REQUIRED WORK: Reproduce every line of the material below verbatim.

DATA IN THIS EXERCISE:
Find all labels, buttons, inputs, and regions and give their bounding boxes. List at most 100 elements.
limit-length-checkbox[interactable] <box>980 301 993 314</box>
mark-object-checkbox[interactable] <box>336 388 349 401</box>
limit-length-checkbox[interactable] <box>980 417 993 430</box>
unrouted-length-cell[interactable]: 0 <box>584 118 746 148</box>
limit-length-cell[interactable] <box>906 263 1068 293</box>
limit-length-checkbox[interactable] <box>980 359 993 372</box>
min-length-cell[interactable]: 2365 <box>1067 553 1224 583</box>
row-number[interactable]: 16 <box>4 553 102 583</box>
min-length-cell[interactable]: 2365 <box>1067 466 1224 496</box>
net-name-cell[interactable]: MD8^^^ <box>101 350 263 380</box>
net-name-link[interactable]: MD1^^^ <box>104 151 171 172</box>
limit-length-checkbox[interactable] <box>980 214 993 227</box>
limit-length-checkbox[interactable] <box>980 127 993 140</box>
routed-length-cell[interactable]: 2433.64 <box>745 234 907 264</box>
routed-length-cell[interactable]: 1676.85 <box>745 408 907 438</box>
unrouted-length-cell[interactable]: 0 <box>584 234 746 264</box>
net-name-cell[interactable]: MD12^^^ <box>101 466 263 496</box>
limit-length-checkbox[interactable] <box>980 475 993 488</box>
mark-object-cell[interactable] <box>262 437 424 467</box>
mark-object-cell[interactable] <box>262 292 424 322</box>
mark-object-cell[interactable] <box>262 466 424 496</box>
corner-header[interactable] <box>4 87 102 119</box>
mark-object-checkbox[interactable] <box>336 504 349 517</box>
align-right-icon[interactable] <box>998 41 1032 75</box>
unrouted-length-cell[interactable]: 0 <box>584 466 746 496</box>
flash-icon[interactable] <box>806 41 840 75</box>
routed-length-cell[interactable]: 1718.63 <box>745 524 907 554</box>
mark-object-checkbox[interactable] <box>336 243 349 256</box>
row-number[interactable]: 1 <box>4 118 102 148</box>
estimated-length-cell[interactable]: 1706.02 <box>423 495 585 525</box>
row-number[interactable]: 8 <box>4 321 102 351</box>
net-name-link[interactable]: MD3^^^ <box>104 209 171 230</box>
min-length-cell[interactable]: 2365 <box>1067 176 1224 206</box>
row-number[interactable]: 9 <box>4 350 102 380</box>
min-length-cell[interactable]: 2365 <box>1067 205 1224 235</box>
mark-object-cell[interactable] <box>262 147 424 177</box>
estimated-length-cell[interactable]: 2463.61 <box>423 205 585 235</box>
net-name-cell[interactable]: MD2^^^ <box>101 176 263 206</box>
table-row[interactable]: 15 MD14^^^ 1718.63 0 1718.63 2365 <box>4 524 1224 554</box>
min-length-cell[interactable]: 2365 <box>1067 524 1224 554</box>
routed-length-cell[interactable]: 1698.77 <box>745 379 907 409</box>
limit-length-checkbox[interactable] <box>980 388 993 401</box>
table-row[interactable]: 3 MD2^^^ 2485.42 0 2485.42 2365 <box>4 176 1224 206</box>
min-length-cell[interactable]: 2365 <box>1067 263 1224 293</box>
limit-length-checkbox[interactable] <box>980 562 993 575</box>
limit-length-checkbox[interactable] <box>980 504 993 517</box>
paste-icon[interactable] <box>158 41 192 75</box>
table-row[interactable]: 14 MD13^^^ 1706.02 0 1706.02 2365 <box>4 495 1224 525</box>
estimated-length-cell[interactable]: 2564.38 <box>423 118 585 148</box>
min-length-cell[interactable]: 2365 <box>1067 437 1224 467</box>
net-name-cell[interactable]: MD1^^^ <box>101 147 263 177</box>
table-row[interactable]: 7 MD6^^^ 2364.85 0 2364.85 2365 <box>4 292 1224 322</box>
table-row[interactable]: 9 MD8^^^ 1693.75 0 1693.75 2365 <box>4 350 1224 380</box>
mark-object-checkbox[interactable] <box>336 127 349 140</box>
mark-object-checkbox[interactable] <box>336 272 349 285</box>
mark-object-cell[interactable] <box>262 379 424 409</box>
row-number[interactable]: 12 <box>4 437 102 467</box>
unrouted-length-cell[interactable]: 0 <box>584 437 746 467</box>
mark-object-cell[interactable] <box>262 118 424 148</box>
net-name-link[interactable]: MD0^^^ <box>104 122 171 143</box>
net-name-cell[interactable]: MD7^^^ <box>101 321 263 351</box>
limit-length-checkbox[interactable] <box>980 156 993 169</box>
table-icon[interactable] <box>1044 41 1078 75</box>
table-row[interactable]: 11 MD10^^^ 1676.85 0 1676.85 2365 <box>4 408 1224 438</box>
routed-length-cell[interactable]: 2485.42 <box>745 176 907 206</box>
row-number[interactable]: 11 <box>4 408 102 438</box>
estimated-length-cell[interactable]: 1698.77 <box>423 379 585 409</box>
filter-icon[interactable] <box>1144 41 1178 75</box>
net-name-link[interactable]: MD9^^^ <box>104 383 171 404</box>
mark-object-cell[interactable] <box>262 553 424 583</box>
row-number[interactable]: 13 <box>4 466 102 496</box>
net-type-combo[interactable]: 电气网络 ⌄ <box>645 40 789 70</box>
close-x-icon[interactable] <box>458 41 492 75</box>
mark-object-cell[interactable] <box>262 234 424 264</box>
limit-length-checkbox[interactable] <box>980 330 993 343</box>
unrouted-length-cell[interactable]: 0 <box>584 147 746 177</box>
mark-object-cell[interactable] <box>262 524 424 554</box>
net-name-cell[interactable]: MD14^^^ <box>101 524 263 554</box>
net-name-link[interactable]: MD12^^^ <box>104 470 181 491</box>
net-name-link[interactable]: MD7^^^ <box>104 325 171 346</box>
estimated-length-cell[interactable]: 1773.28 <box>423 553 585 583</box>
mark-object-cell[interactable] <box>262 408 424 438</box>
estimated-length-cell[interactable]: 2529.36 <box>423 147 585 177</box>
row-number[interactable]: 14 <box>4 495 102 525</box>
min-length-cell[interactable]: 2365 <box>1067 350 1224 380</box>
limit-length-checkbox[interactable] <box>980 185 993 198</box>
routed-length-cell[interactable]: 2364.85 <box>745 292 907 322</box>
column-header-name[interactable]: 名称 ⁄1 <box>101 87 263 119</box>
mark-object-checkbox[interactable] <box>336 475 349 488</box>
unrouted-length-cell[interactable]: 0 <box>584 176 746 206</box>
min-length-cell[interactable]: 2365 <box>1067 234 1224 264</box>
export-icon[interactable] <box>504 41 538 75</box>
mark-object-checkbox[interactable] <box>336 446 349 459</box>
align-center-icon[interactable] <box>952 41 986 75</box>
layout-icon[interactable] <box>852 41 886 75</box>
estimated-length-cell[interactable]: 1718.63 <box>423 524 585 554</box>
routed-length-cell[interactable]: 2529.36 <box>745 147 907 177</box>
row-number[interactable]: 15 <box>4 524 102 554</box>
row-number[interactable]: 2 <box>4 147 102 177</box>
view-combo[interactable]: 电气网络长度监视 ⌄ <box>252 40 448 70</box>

SOLUTION TO THIS EXERCISE:
Find all labels, buttons, inputs, and regions and give their bounding boxes. List at most 100 elements.
limit-length-checkbox[interactable] <box>980 301 993 314</box>
mark-object-checkbox[interactable] <box>336 388 349 401</box>
limit-length-checkbox[interactable] <box>980 417 993 430</box>
unrouted-length-cell[interactable]: 0 <box>584 118 746 148</box>
limit-length-cell[interactable] <box>906 263 1068 293</box>
limit-length-checkbox[interactable] <box>980 359 993 372</box>
min-length-cell[interactable]: 2365 <box>1067 553 1224 583</box>
row-number[interactable]: 16 <box>4 553 102 583</box>
min-length-cell[interactable]: 2365 <box>1067 466 1224 496</box>
net-name-cell[interactable]: MD8^^^ <box>101 350 263 380</box>
net-name-link[interactable]: MD1^^^ <box>104 151 171 172</box>
limit-length-checkbox[interactable] <box>980 214 993 227</box>
limit-length-checkbox[interactable] <box>980 127 993 140</box>
routed-length-cell[interactable]: 2433.64 <box>745 234 907 264</box>
routed-length-cell[interactable]: 1676.85 <box>745 408 907 438</box>
unrouted-length-cell[interactable]: 0 <box>584 234 746 264</box>
net-name-cell[interactable]: MD12^^^ <box>101 466 263 496</box>
limit-length-checkbox[interactable] <box>980 475 993 488</box>
mark-object-cell[interactable] <box>262 437 424 467</box>
mark-object-cell[interactable] <box>262 292 424 322</box>
mark-object-cell[interactable] <box>262 466 424 496</box>
corner-header[interactable] <box>4 87 102 119</box>
mark-object-checkbox[interactable] <box>336 504 349 517</box>
align-right-icon[interactable] <box>998 41 1032 75</box>
unrouted-length-cell[interactable]: 0 <box>584 466 746 496</box>
flash-icon[interactable] <box>806 41 840 75</box>
routed-length-cell[interactable]: 1718.63 <box>745 524 907 554</box>
mark-object-checkbox[interactable] <box>336 243 349 256</box>
row-number[interactable]: 1 <box>4 118 102 148</box>
estimated-length-cell[interactable]: 1706.02 <box>423 495 585 525</box>
row-number[interactable]: 8 <box>4 321 102 351</box>
net-name-link[interactable]: MD3^^^ <box>104 209 171 230</box>
min-length-cell[interactable]: 2365 <box>1067 176 1224 206</box>
row-number[interactable]: 9 <box>4 350 102 380</box>
min-length-cell[interactable]: 2365 <box>1067 205 1224 235</box>
mark-object-cell[interactable] <box>262 147 424 177</box>
estimated-length-cell[interactable]: 2463.61 <box>423 205 585 235</box>
net-name-cell[interactable]: MD2^^^ <box>101 176 263 206</box>
table-row[interactable]: 15 MD14^^^ 1718.63 0 1718.63 2365 <box>4 524 1224 554</box>
min-length-cell[interactable]: 2365 <box>1067 524 1224 554</box>
routed-length-cell[interactable]: 1698.77 <box>745 379 907 409</box>
limit-length-checkbox[interactable] <box>980 388 993 401</box>
table-row[interactable]: 3 MD2^^^ 2485.42 0 2485.42 2365 <box>4 176 1224 206</box>
min-length-cell[interactable]: 2365 <box>1067 263 1224 293</box>
limit-length-checkbox[interactable] <box>980 562 993 575</box>
limit-length-checkbox[interactable] <box>980 504 993 517</box>
paste-icon[interactable] <box>158 41 192 75</box>
table-row[interactable]: 14 MD13^^^ 1706.02 0 1706.02 2365 <box>4 495 1224 525</box>
estimated-length-cell[interactable]: 2564.38 <box>423 118 585 148</box>
min-length-cell[interactable]: 2365 <box>1067 437 1224 467</box>
net-name-cell[interactable]: MD1^^^ <box>101 147 263 177</box>
table-row[interactable]: 7 MD6^^^ 2364.85 0 2364.85 2365 <box>4 292 1224 322</box>
table-row[interactable]: 9 MD8^^^ 1693.75 0 1693.75 2365 <box>4 350 1224 380</box>
mark-object-checkbox[interactable] <box>336 127 349 140</box>
mark-object-checkbox[interactable] <box>336 272 349 285</box>
mark-object-cell[interactable] <box>262 379 424 409</box>
row-number[interactable]: 12 <box>4 437 102 467</box>
unrouted-length-cell[interactable]: 0 <box>584 437 746 467</box>
mark-object-cell[interactable] <box>262 118 424 148</box>
net-name-link[interactable]: MD0^^^ <box>104 122 171 143</box>
net-name-cell[interactable]: MD7^^^ <box>101 321 263 351</box>
limit-length-checkbox[interactable] <box>980 156 993 169</box>
table-icon[interactable] <box>1044 41 1078 75</box>
table-row[interactable]: 11 MD10^^^ 1676.85 0 1676.85 2365 <box>4 408 1224 438</box>
routed-length-cell[interactable]: 2485.42 <box>745 176 907 206</box>
row-number[interactable]: 11 <box>4 408 102 438</box>
estimated-length-cell[interactable]: 1698.77 <box>423 379 585 409</box>
filter-icon[interactable] <box>1144 41 1178 75</box>
net-name-link[interactable]: MD9^^^ <box>104 383 171 404</box>
mark-object-cell[interactable] <box>262 553 424 583</box>
row-number[interactable]: 13 <box>4 466 102 496</box>
net-type-combo[interactable]: 电气网络 ⌄ <box>645 40 789 70</box>
close-x-icon[interactable] <box>458 41 492 75</box>
mark-object-cell[interactable] <box>262 234 424 264</box>
limit-length-checkbox[interactable] <box>980 330 993 343</box>
unrouted-length-cell[interactable]: 0 <box>584 147 746 177</box>
mark-object-cell[interactable] <box>262 524 424 554</box>
net-name-cell[interactable]: MD14^^^ <box>101 524 263 554</box>
net-name-link[interactable]: MD12^^^ <box>104 470 181 491</box>
net-name-link[interactable]: MD7^^^ <box>104 325 171 346</box>
estimated-length-cell[interactable]: 1773.28 <box>423 553 585 583</box>
mark-object-cell[interactable] <box>262 408 424 438</box>
estimated-length-cell[interactable]: 2529.36 <box>423 147 585 177</box>
row-number[interactable]: 14 <box>4 495 102 525</box>
min-length-cell[interactable]: 2365 <box>1067 350 1224 380</box>
limit-length-checkbox[interactable] <box>980 185 993 198</box>
routed-length-cell[interactable]: 2364.85 <box>745 292 907 322</box>
column-header-name[interactable]: 名称 ⁄1 <box>101 87 263 119</box>
mark-object-checkbox[interactable] <box>336 475 349 488</box>
unrouted-length-cell[interactable]: 0 <box>584 176 746 206</box>
min-length-cell[interactable]: 2365 <box>1067 234 1224 264</box>
export-icon[interactable] <box>504 41 538 75</box>
mark-object-checkbox[interactable] <box>336 446 349 459</box>
align-center-icon[interactable] <box>952 41 986 75</box>
layout-icon[interactable] <box>852 41 886 75</box>
estimated-length-cell[interactable]: 1718.63 <box>423 524 585 554</box>
routed-length-cell[interactable]: 2529.36 <box>745 147 907 177</box>
row-number[interactable]: 15 <box>4 524 102 554</box>
row-number[interactable]: 2 <box>4 147 102 177</box>
view-combo[interactable]: 电气网络长度监视 ⌄ <box>252 40 448 70</box>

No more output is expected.